* _Consignes_
A. Recopiez le passage du texte compris entre « Ivan Fedorov: Vous » et « to tighten ... », ces deux segments inclus.
B. D'après le texte, combien de temps Ivan Fedorov a-t-il passé en otage en Russie ?

Ivan Fedorov est le maire de Melitopol. Aujourd'hui, il gouverne depuis Zaporijia. A 34 ans, c'est un homme politique remarquablement jeune. Il a lui-même passé deux mois en otage en Russie.

Melitopol est le centre logistique des Russes dans le sud de l'Ukraine. Mais en même temps, c'est aussi un centre de la résistance ukrainienne. Des explosions et des attentats sont signalés presque tous les jours. Quelle est la situation actuelle?
Ivan Fedorov: Vous avez raison, Melitopol est un centre de résistance. Les collaborateurs des Russes sont actuellement en panique. Mais les Russes eux-mêmes ne le sont pas encore vraiment. Nous avons beaucoup d'informations sur le fait que des collaborateurs voulaient s'enfuir, mais en ont été empêchés par les autorités russes. Leurs familles sont toutefois déjà parties.

FILE - Russian army soldiers stand next to their trucks during a rally against Russian occupation in Svobody (Freedom) Square in Kherson, Ukraine, on March 7, 2022. As Russian forces sought to tighten ...
L'occupant russe à Kherson.Image: AP

Des rapports font également état de partisans ukrainiens dans la région. Quels sont ces groupes?
La chose la plus importante que nous devons comprendre est la suivante: la Russie ne contrôle notre territoire que physiquement — même après un an et cinq mois d'occupation. Mais elle ne nous contrôle pas, elle ne contrôle pas notre attitude, elle ne contrôle pas l'humeur de nos concitoyens.

«C'est pourquoi certains organisent justement le mouvement des partisans»

Il semble que dans le cadre de la contre-offensive ukrainienne, il y ait également des avancées en direction de Melitopol. Que pouvez-vous dire à ce sujet?
Je pense que seuls les militaires devraient commenter les questions militaires. Nous avons beaucoup d'informations sur les troupes russes en territoire ukrainien et nous ne voulons pas que les troupes russes aient autant d'informations sur nos troupes. Mais nous voyons certaines choses sur la ligne de front et à l'arrière. Nous devons maintenant nous taire, aider nos soldats et leur donner tout ce dont ils ont besoin.​

Des équipes d'espions russes auraient été récemment amenées dans la ville. Est-ce que vous interprétez cela comme un signe de nervosité?

* _Ensemble des entrées_

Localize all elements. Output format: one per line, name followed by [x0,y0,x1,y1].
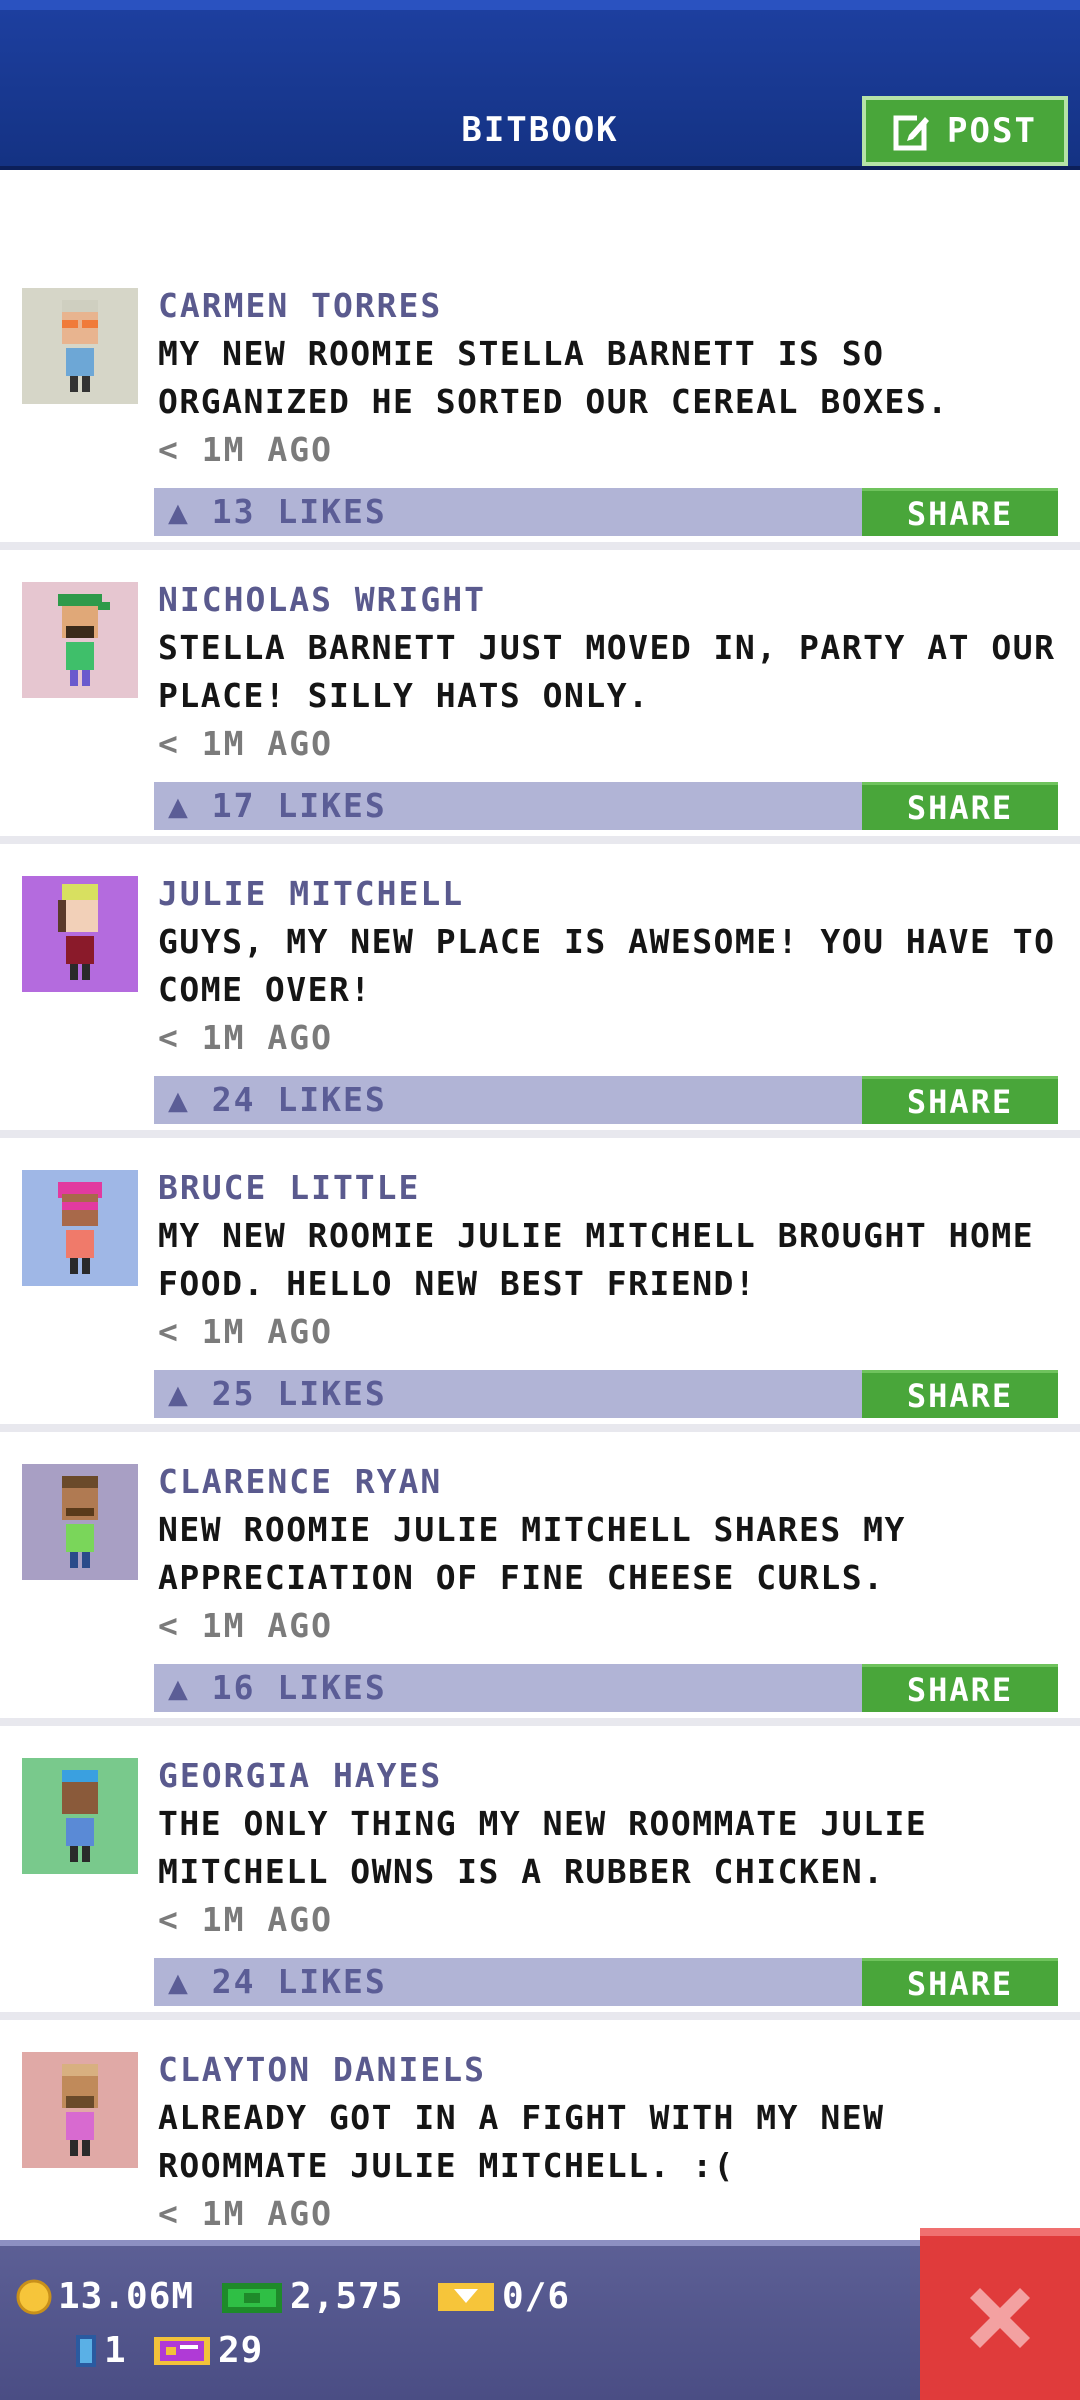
cash-icon [222,2282,282,2313]
like-count-value: 17 LIKES [211,786,387,825]
level-bar-icon [76,2334,96,2367]
avatar[interactable] [22,2052,138,2168]
post-time: < 1M AGO [158,1018,333,1057]
status-bar: 13.06M 2,575 0/6 1 29 [0,2240,1080,2400]
feed-post: BRUCE LITTLE MY NEW ROOMIE JULIE MITCHEL… [0,1146,1080,1432]
character-avatar-icon [62,1770,98,1862]
like-count-value: 24 LIKES [211,1080,387,1119]
share-button[interactable]: SHARE [862,782,1058,830]
like-count: ▲ 13 LIKES [168,492,387,531]
avatar[interactable] [22,582,138,698]
like-count: ▲ 24 LIKES [168,1080,387,1119]
post-author[interactable]: CLAYTON DANIELS [158,2050,486,2090]
feed-list[interactable]: CARMEN TORRES MY NEW ROOMIE STELLA BARNE… [0,170,1080,2240]
feed-post: GEORGIA HAYES THE ONLY THING MY NEW ROOM… [0,1734,1080,2020]
post-text: GUYS, MY NEW PLACE IS AWESOME! YOU HAVE … [158,922,1056,1009]
level-value: 1 [104,2330,127,2371]
avatar[interactable] [22,1464,138,1580]
likes-bar[interactable]: ▲ 24 LIKES SHARE [154,1958,1058,2006]
coins-value: 13.06M [58,2276,195,2317]
character-avatar-icon [58,884,98,980]
post-time: < 1M AGO [158,1900,333,1939]
character-avatar-icon [58,594,110,686]
post-time-value: 1M AGO [201,2194,333,2233]
like-count: ▲ 25 LIKES [168,1374,387,1413]
post-time-value: 1M AGO [201,430,333,469]
post-button-label: POST [947,111,1037,151]
tickets-value: 0/6 [502,2276,571,2317]
bux-stat: 2,575 [220,2276,403,2317]
like-count-value: 25 LIKES [211,1374,387,1413]
compose-icon [893,113,932,151]
share-button[interactable]: SHARE [862,1370,1058,1418]
feed-post: CARMEN TORRES MY NEW ROOMIE STELLA BARNE… [0,264,1080,550]
post-author[interactable]: JULIE MITCHELL [158,874,464,914]
post-text: NEW ROOMIE JULIE MITCHELL SHARES MY APPR… [158,1510,906,1597]
share-button[interactable]: SHARE [862,1664,1058,1712]
vip-icon [154,2336,210,2365]
level-stat: 1 [74,2330,127,2371]
avatar[interactable] [22,1170,138,1286]
likes-bar[interactable]: ▲ 24 LIKES SHARE [154,1076,1058,1124]
like-count: ▲ 24 LIKES [168,1962,387,2001]
character-avatar-icon [62,300,98,392]
like-count: ▲ 17 LIKES [168,786,387,825]
avatar[interactable] [22,288,138,404]
post-time-value: 1M AGO [201,1018,333,1057]
like-count-value: 24 LIKES [211,1962,387,2001]
post-author[interactable]: CARMEN TORRES [158,286,442,326]
likes-bar[interactable]: ▲ 17 LIKES SHARE [154,782,1058,830]
share-button[interactable]: SHARE [862,1958,1058,2006]
character-avatar-icon [62,2064,98,2156]
coin-icon [16,2279,52,2314]
post-text: STELLA BARNETT JUST MOVED IN, PARTY AT O… [158,628,1056,715]
like-count-value: 13 LIKES [211,492,387,531]
post-time-value: 1M AGO [201,1312,333,1351]
post-text: MY NEW ROOMIE JULIE MITCHELL BROUGHT HOM… [158,1216,1035,1303]
like-count-value: 16 LIKES [211,1668,387,1707]
post-time-value: 1M AGO [201,724,333,763]
likes-bar[interactable]: ▲ 13 LIKES SHARE [154,488,1058,536]
post-author[interactable]: NICHOLAS WRIGHT [158,580,486,620]
share-button[interactable]: SHARE [862,1076,1058,1124]
post-time: < 1M AGO [158,430,333,469]
bux-value: 2,575 [290,2276,404,2317]
share-button[interactable]: SHARE [862,488,1058,536]
vip-value: 29 [218,2330,264,2371]
post-time: < 1M AGO [158,1606,333,1645]
post-author[interactable]: CLARENCE RYAN [158,1462,442,1502]
character-avatar-icon [62,1476,98,1568]
ticket-icon [438,2282,494,2311]
coins-stat: 13.06M [16,2276,194,2317]
tickets-stat: 0/6 [436,2276,570,2317]
post-author[interactable]: BRUCE LITTLE [158,1168,420,1208]
post-text: MY NEW ROOMIE STELLA BARNETT IS SO ORGAN… [158,334,949,421]
feed-post: JULIE MITCHELL GUYS, MY NEW PLACE IS AWE… [0,852,1080,1138]
post-text: ALREADY GOT IN A FIGHT WITH MY NEW ROOMM… [158,2098,885,2185]
close-button[interactable] [920,2228,1080,2400]
post-author[interactable]: GEORGIA HAYES [158,1756,442,1796]
post-time: < 1M AGO [158,724,333,763]
post-button[interactable]: POST [862,96,1068,166]
avatar[interactable] [22,876,138,992]
post-time-value: 1M AGO [201,1606,333,1645]
top-bar: BITBOOK POST [0,0,1080,170]
likes-bar[interactable]: ▲ 16 LIKES SHARE [154,1664,1058,1712]
post-time: < 1M AGO [158,1312,333,1351]
character-avatar-icon [58,1182,102,1274]
close-icon [970,2288,1030,2348]
vip-stat: 29 [152,2330,263,2371]
feed-post: NICHOLAS WRIGHT STELLA BARNETT JUST MOVE… [0,558,1080,844]
likes-bar[interactable]: ▲ 25 LIKES SHARE [154,1370,1058,1418]
post-text: THE ONLY THING MY NEW ROOMMATE JULIE MIT… [158,1804,928,1891]
like-count: ▲ 16 LIKES [168,1668,387,1707]
post-time-value: 1M AGO [201,1900,333,1939]
feed-post: CLARENCE RYAN NEW ROOMIE JULIE MITCHELL … [0,1440,1080,1726]
avatar[interactable] [22,1758,138,1874]
post-time: < 1M AGO [158,2194,333,2233]
feed-post: CLAYTON DANIELS ALREADY GOT IN A FIGHT W… [0,2028,1080,2240]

* _Corrigé_
A.
Ivan Fedorov: Vous avez raison, Melitopol est un centre de résistance. Les collaborateurs des Russes sont actuellement en panique. Mais les Russes eux-mêmes ne le sont pas encore vraiment. Nous avons beaucoup d'informations sur le fait que des collaborateurs voulaient s'enfuir, mais en ont été empêchés par les autorités russes. Leurs familles sont toutefois déjà parties.

FILE - Russian army soldiers stand next to their trucks during a rally against Russian occupation in Svobody (Freedom) Square in Kherson, Ukraine, on March 7, 2022. As Russian forces sought to tighten ...

B. Deux mois.